_AIM_: Write out each record below exactly as it appears, with no pictures.

_ENTRIES_:
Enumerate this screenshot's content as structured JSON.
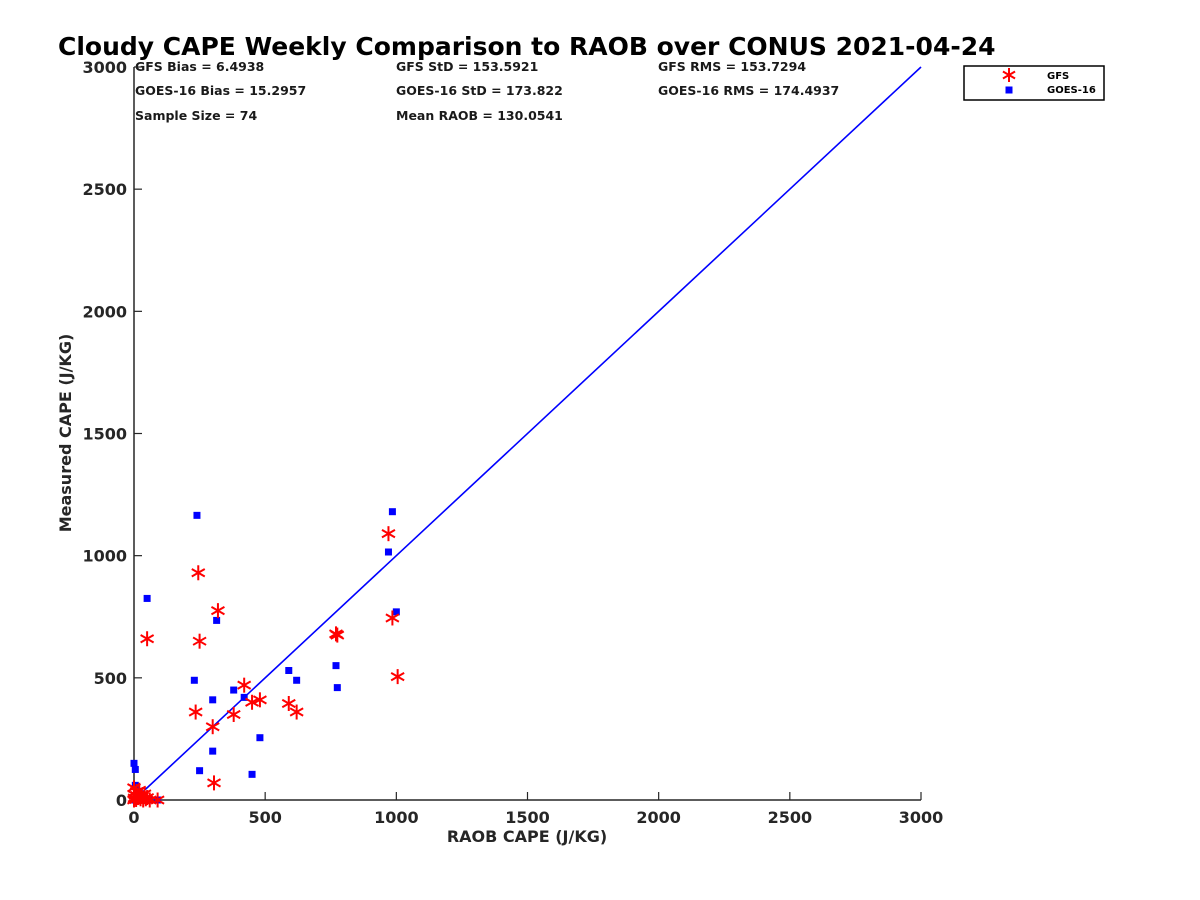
{
  "chart_data": {
    "type": "scatter",
    "title": "Cloudy CAPE Weekly Comparison to RAOB over CONUS 2021-04-24",
    "xlabel": "RAOB CAPE (J/KG)",
    "ylabel": "Measured CAPE (J/KG)",
    "xlim": [
      0,
      3000
    ],
    "ylim": [
      0,
      3000
    ],
    "xticks": [
      0,
      500,
      1000,
      1500,
      2000,
      2500,
      3000
    ],
    "yticks": [
      0,
      500,
      1000,
      1500,
      2000,
      2500,
      3000
    ],
    "grid": false,
    "legend_position": "top-right (outside plot)",
    "reference_line": {
      "x": [
        0,
        3000
      ],
      "y": [
        0,
        3000
      ],
      "color": "#0000ff"
    },
    "stats": [
      "GFS Bias = 6.4938",
      "GFS StD = 153.5921",
      "GFS RMS = 153.7294",
      "GOES-16 Bias = 15.2957",
      "GOES-16 StD = 173.822",
      "GOES-16 RMS = 174.4937",
      "Sample Size = 74",
      "Mean RAOB = 130.0541"
    ],
    "series": [
      {
        "name": "GFS",
        "marker": "asterisk",
        "color": "#ff0000",
        "points": [
          [
            0,
            50
          ],
          [
            5,
            20
          ],
          [
            10,
            35
          ],
          [
            15,
            10
          ],
          [
            20,
            40
          ],
          [
            25,
            5
          ],
          [
            30,
            15
          ],
          [
            35,
            0
          ],
          [
            40,
            25
          ],
          [
            45,
            5
          ],
          [
            50,
            10
          ],
          [
            60,
            0
          ],
          [
            90,
            0
          ],
          [
            0,
            0
          ],
          [
            2,
            8
          ],
          [
            8,
            2
          ],
          [
            12,
            18
          ],
          [
            18,
            12
          ],
          [
            50,
            660
          ],
          [
            235,
            360
          ],
          [
            245,
            930
          ],
          [
            250,
            650
          ],
          [
            300,
            300
          ],
          [
            305,
            70
          ],
          [
            320,
            775
          ],
          [
            380,
            350
          ],
          [
            420,
            470
          ],
          [
            450,
            400
          ],
          [
            480,
            410
          ],
          [
            590,
            395
          ],
          [
            620,
            360
          ],
          [
            770,
            680
          ],
          [
            775,
            675
          ],
          [
            970,
            1090
          ],
          [
            985,
            745
          ],
          [
            1005,
            505
          ]
        ]
      },
      {
        "name": "GOES-16",
        "marker": "square",
        "color": "#0000ff",
        "points": [
          [
            0,
            150
          ],
          [
            5,
            125
          ],
          [
            10,
            40
          ],
          [
            15,
            20
          ],
          [
            20,
            35
          ],
          [
            25,
            10
          ],
          [
            30,
            5
          ],
          [
            35,
            15
          ],
          [
            40,
            0
          ],
          [
            45,
            0
          ],
          [
            50,
            5
          ],
          [
            60,
            0
          ],
          [
            0,
            0
          ],
          [
            5,
            60
          ],
          [
            12,
            10
          ],
          [
            90,
            0
          ],
          [
            50,
            825
          ],
          [
            230,
            490
          ],
          [
            240,
            1165
          ],
          [
            250,
            120
          ],
          [
            300,
            410
          ],
          [
            300,
            200
          ],
          [
            315,
            735
          ],
          [
            380,
            450
          ],
          [
            420,
            420
          ],
          [
            450,
            105
          ],
          [
            480,
            255
          ],
          [
            590,
            530
          ],
          [
            620,
            490
          ],
          [
            770,
            550
          ],
          [
            775,
            460
          ],
          [
            970,
            1015
          ],
          [
            985,
            1180
          ],
          [
            1000,
            770
          ]
        ]
      }
    ]
  }
}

_CORRECT RESULT_:
Enumerate this screenshot's content as structured JSON.
{
  "chart_data": {
    "type": "scatter",
    "title": "Cloudy CAPE Weekly Comparison to RAOB over CONUS 2021-04-24",
    "xlabel": "RAOB CAPE (J/KG)",
    "ylabel": "Measured CAPE (J/KG)",
    "xlim": [
      0,
      3000
    ],
    "ylim": [
      0,
      3000
    ],
    "xticks": [
      0,
      500,
      1000,
      1500,
      2000,
      2500,
      3000
    ],
    "yticks": [
      0,
      500,
      1000,
      1500,
      2000,
      2500,
      3000
    ],
    "grid": false,
    "legend_position": "top-right (outside plot)",
    "reference_line": {
      "x": [
        0,
        3000
      ],
      "y": [
        0,
        3000
      ],
      "color": "#0000ff"
    },
    "stats": [
      "GFS Bias = 6.4938",
      "GFS StD = 153.5921",
      "GFS RMS = 153.7294",
      "GOES-16 Bias = 15.2957",
      "GOES-16 StD = 173.822",
      "GOES-16 RMS = 174.4937",
      "Sample Size = 74",
      "Mean RAOB = 130.0541"
    ],
    "series": [
      {
        "name": "GFS",
        "marker": "asterisk",
        "color": "#ff0000",
        "points": [
          [
            0,
            50
          ],
          [
            5,
            20
          ],
          [
            10,
            35
          ],
          [
            15,
            10
          ],
          [
            20,
            40
          ],
          [
            25,
            5
          ],
          [
            30,
            15
          ],
          [
            35,
            0
          ],
          [
            40,
            25
          ],
          [
            45,
            5
          ],
          [
            50,
            10
          ],
          [
            60,
            0
          ],
          [
            90,
            0
          ],
          [
            0,
            0
          ],
          [
            2,
            8
          ],
          [
            8,
            2
          ],
          [
            12,
            18
          ],
          [
            18,
            12
          ],
          [
            50,
            660
          ],
          [
            235,
            360
          ],
          [
            245,
            930
          ],
          [
            250,
            650
          ],
          [
            300,
            300
          ],
          [
            305,
            70
          ],
          [
            320,
            775
          ],
          [
            380,
            350
          ],
          [
            420,
            470
          ],
          [
            450,
            400
          ],
          [
            480,
            410
          ],
          [
            590,
            395
          ],
          [
            620,
            360
          ],
          [
            770,
            680
          ],
          [
            775,
            675
          ],
          [
            970,
            1090
          ],
          [
            985,
            745
          ],
          [
            1005,
            505
          ]
        ]
      },
      {
        "name": "GOES-16",
        "marker": "square",
        "color": "#0000ff",
        "points": [
          [
            0,
            150
          ],
          [
            5,
            125
          ],
          [
            10,
            40
          ],
          [
            15,
            20
          ],
          [
            20,
            35
          ],
          [
            25,
            10
          ],
          [
            30,
            5
          ],
          [
            35,
            15
          ],
          [
            40,
            0
          ],
          [
            45,
            0
          ],
          [
            50,
            5
          ],
          [
            60,
            0
          ],
          [
            0,
            0
          ],
          [
            5,
            60
          ],
          [
            12,
            10
          ],
          [
            90,
            0
          ],
          [
            50,
            825
          ],
          [
            230,
            490
          ],
          [
            240,
            1165
          ],
          [
            250,
            120
          ],
          [
            300,
            410
          ],
          [
            300,
            200
          ],
          [
            315,
            735
          ],
          [
            380,
            450
          ],
          [
            420,
            420
          ],
          [
            450,
            105
          ],
          [
            480,
            255
          ],
          [
            590,
            530
          ],
          [
            620,
            490
          ],
          [
            770,
            550
          ],
          [
            775,
            460
          ],
          [
            970,
            1015
          ],
          [
            985,
            1180
          ],
          [
            1000,
            770
          ]
        ]
      }
    ]
  }
}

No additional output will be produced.